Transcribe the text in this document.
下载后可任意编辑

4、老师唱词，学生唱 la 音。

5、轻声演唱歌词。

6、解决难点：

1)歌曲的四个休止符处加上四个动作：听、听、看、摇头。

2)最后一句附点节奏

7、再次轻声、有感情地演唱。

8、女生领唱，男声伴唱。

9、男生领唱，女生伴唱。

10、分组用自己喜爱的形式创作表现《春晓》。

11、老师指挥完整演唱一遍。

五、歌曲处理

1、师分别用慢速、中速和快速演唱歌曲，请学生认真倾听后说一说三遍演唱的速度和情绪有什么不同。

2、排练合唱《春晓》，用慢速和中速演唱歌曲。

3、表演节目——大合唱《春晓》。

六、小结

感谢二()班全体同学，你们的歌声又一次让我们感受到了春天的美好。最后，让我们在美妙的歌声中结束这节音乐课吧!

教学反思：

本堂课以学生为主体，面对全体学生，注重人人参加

##############################

Task prompt — All of the material above needs to be copied exactly.

Written solution —
Transcribe the text in this document.
下载后可任意编辑

4、老师唱词，学生唱 la 音。

5、轻声演唱歌词。

6、解决难点：

1)歌曲的四个休止符处加上四个动作：听、听、看、摇头。

2)最后一句附点节奏

7、再次轻声、有感情地演唱。

8、女生领唱，男声伴唱。

9、男生领唱，女生伴唱。

10、分组用自己喜爱的形式创作表现《春晓》。

11、老师指挥完整演唱一遍。

五、歌曲处理

1、师分别用慢速、中速和快速演唱歌曲，请学生认真倾听后说一说三遍演唱的速度和情绪有什么不同。

2、排练合唱《春晓》，用慢速和中速演唱歌曲。

3、表演节目——大合唱《春晓》。

六、小结

感谢二()班全体同学，你们的歌声又一次让我们感受到了春天的美好。最后，让我们在美妙的歌声中结束这节音乐课吧!

教学反思：

本堂课以学生为主体，面对全体学生，注重人人参加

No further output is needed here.